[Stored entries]
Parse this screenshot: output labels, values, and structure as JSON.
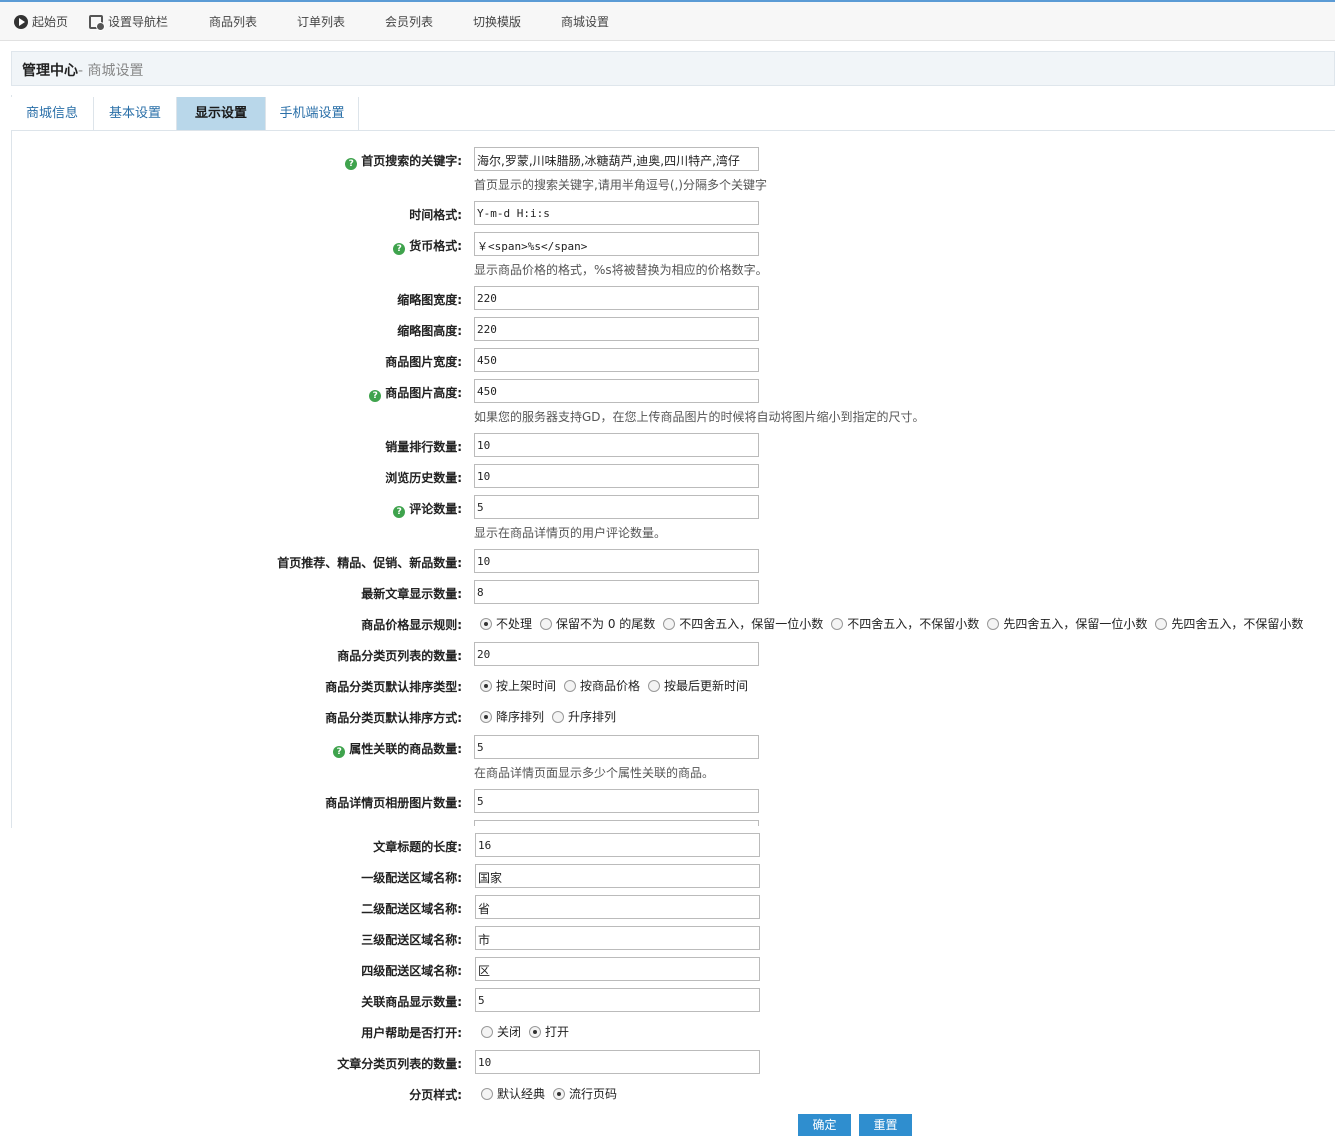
{
  "topnav": {
    "start": "起始页",
    "setnav": "设置导航栏",
    "goods": "商品列表",
    "orders": "订单列表",
    "members": "会员列表",
    "template": "切换模版",
    "shopset": "商城设置"
  },
  "header": {
    "title": "管理中心",
    "sub": "- 商城设置"
  },
  "tabs": {
    "t1": "商城信息",
    "t2": "基本设置",
    "t3": "显示设置",
    "t4": "手机端设置"
  },
  "form": {
    "search_keywords": {
      "label": "首页搜索的关键字:",
      "value": "海尔,罗蒙,川味腊肠,冰糖葫芦,迪奥,四川特产,湾仔",
      "note": "首页显示的搜索关键字,请用半角逗号(,)分隔多个关键字"
    },
    "time_format": {
      "label": "时间格式:",
      "value": "Y-m-d H:i:s"
    },
    "currency_format": {
      "label": "货币格式:",
      "value": "￥<span>%s</span>",
      "note": "显示商品价格的格式，%s将被替换为相应的价格数字。"
    },
    "thumb_width": {
      "label": "缩略图宽度:",
      "value": "220"
    },
    "thumb_height": {
      "label": "缩略图高度:",
      "value": "220"
    },
    "img_width": {
      "label": "商品图片宽度:",
      "value": "450"
    },
    "img_height": {
      "label": "商品图片高度:",
      "value": "450",
      "note": "如果您的服务器支持GD，在您上传商品图片的时候将自动将图片缩小到指定的尺寸。"
    },
    "top_sales": {
      "label": "销量排行数量:",
      "value": "10"
    },
    "history": {
      "label": "浏览历史数量:",
      "value": "10"
    },
    "comments": {
      "label": "评论数量:",
      "value": "5",
      "note": "显示在商品详情页的用户评论数量。"
    },
    "home_counts": {
      "label": "首页推荐、精品、促销、新品数量:",
      "value": "10"
    },
    "article_count": {
      "label": "最新文章显示数量:",
      "value": "8"
    },
    "price_rule": {
      "label": "商品价格显示规则:",
      "options": [
        "不处理",
        "保留不为 0 的尾数",
        "不四舍五入，保留一位小数",
        "不四舍五入，不保留小数",
        "先四舍五入，保留一位小数",
        "先四舍五入，不保留小数"
      ],
      "selected": "不处理"
    },
    "cat_list_count": {
      "label": "商品分类页列表的数量:",
      "value": "20"
    },
    "cat_sort_type": {
      "label": "商品分类页默认排序类型:",
      "options": [
        "按上架时间",
        "按商品价格",
        "按最后更新时间"
      ],
      "selected": "按上架时间"
    },
    "cat_sort_order": {
      "label": "商品分类页默认排序方式:",
      "options": [
        "降序排列",
        "升序排列"
      ],
      "selected": "降序排列"
    },
    "attr_goods": {
      "label": "属性关联的商品数量:",
      "value": "5",
      "note": "在商品详情页面显示多少个属性关联的商品。"
    },
    "gallery_count": {
      "label": "商品详情页相册图片数量:",
      "value": "5"
    },
    "article_title_len": {
      "label": "文章标题的长度:",
      "value": "16"
    },
    "region1": {
      "label": "一级配送区域名称:",
      "value": "国家"
    },
    "region2": {
      "label": "二级配送区域名称:",
      "value": "省"
    },
    "region3": {
      "label": "三级配送区域名称:",
      "value": "市"
    },
    "region4": {
      "label": "四级配送区域名称:",
      "value": "区"
    },
    "related_goods": {
      "label": "关联商品显示数量:",
      "value": "5"
    },
    "help_open": {
      "label": "用户帮助是否打开:",
      "options": [
        "关闭",
        "打开"
      ],
      "selected": "打开"
    },
    "article_cat_count": {
      "label": "文章分类页列表的数量:",
      "value": "10"
    },
    "pager_style": {
      "label": "分页样式:",
      "options": [
        "默认经典",
        "流行页码"
      ],
      "selected": "流行页码"
    }
  },
  "buttons": {
    "submit": "确定",
    "reset": "重置"
  },
  "colors": {
    "accent": "#2f8ecf",
    "tab_active": "#b9d7ea",
    "help": "#3fa34d"
  }
}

### Aim
Except for the pictures, give all the material above again verbatim.

### Written solution
Parse this screenshot: output labels, values, and structure as JSON.
{
  "topnav": {
    "start": "起始页",
    "setnav": "设置导航栏",
    "goods": "商品列表",
    "orders": "订单列表",
    "members": "会员列表",
    "template": "切换模版",
    "shopset": "商城设置"
  },
  "header": {
    "title": "管理中心",
    "sub": "- 商城设置"
  },
  "tabs": {
    "t1": "商城信息",
    "t2": "基本设置",
    "t3": "显示设置",
    "t4": "手机端设置"
  },
  "form": {
    "search_keywords": {
      "label": "首页搜索的关键字:",
      "value": "海尔,罗蒙,川味腊肠,冰糖葫芦,迪奥,四川特产,湾仔",
      "note": "首页显示的搜索关键字,请用半角逗号(,)分隔多个关键字"
    },
    "time_format": {
      "label": "时间格式:",
      "value": "Y-m-d H:i:s"
    },
    "currency_format": {
      "label": "货币格式:",
      "value": "￥<span>%s</span>",
      "note": "显示商品价格的格式，%s将被替换为相应的价格数字。"
    },
    "thumb_width": {
      "label": "缩略图宽度:",
      "value": "220"
    },
    "thumb_height": {
      "label": "缩略图高度:",
      "value": "220"
    },
    "img_width": {
      "label": "商品图片宽度:",
      "value": "450"
    },
    "img_height": {
      "label": "商品图片高度:",
      "value": "450",
      "note": "如果您的服务器支持GD，在您上传商品图片的时候将自动将图片缩小到指定的尺寸。"
    },
    "top_sales": {
      "label": "销量排行数量:",
      "value": "10"
    },
    "history": {
      "label": "浏览历史数量:",
      "value": "10"
    },
    "comments": {
      "label": "评论数量:",
      "value": "5",
      "note": "显示在商品详情页的用户评论数量。"
    },
    "home_counts": {
      "label": "首页推荐、精品、促销、新品数量:",
      "value": "10"
    },
    "article_count": {
      "label": "最新文章显示数量:",
      "value": "8"
    },
    "price_rule": {
      "label": "商品价格显示规则:",
      "options": [
        "不处理",
        "保留不为 0 的尾数",
        "不四舍五入，保留一位小数",
        "不四舍五入，不保留小数",
        "先四舍五入，保留一位小数",
        "先四舍五入，不保留小数"
      ],
      "selected": "不处理"
    },
    "cat_list_count": {
      "label": "商品分类页列表的数量:",
      "value": "20"
    },
    "cat_sort_type": {
      "label": "商品分类页默认排序类型:",
      "options": [
        "按上架时间",
        "按商品价格",
        "按最后更新时间"
      ],
      "selected": "按上架时间"
    },
    "cat_sort_order": {
      "label": "商品分类页默认排序方式:",
      "options": [
        "降序排列",
        "升序排列"
      ],
      "selected": "降序排列"
    },
    "attr_goods": {
      "label": "属性关联的商品数量:",
      "value": "5",
      "note": "在商品详情页面显示多少个属性关联的商品。"
    },
    "gallery_count": {
      "label": "商品详情页相册图片数量:",
      "value": "5"
    },
    "article_title_len": {
      "label": "文章标题的长度:",
      "value": "16"
    },
    "region1": {
      "label": "一级配送区域名称:",
      "value": "国家"
    },
    "region2": {
      "label": "二级配送区域名称:",
      "value": "省"
    },
    "region3": {
      "label": "三级配送区域名称:",
      "value": "市"
    },
    "region4": {
      "label": "四级配送区域名称:",
      "value": "区"
    },
    "related_goods": {
      "label": "关联商品显示数量:",
      "value": "5"
    },
    "help_open": {
      "label": "用户帮助是否打开:",
      "options": [
        "关闭",
        "打开"
      ],
      "selected": "打开"
    },
    "article_cat_count": {
      "label": "文章分类页列表的数量:",
      "value": "10"
    },
    "pager_style": {
      "label": "分页样式:",
      "options": [
        "默认经典",
        "流行页码"
      ],
      "selected": "流行页码"
    }
  },
  "buttons": {
    "submit": "确定",
    "reset": "重置"
  },
  "colors": {
    "accent": "#2f8ecf",
    "tab_active": "#b9d7ea",
    "help": "#3fa34d"
  }
}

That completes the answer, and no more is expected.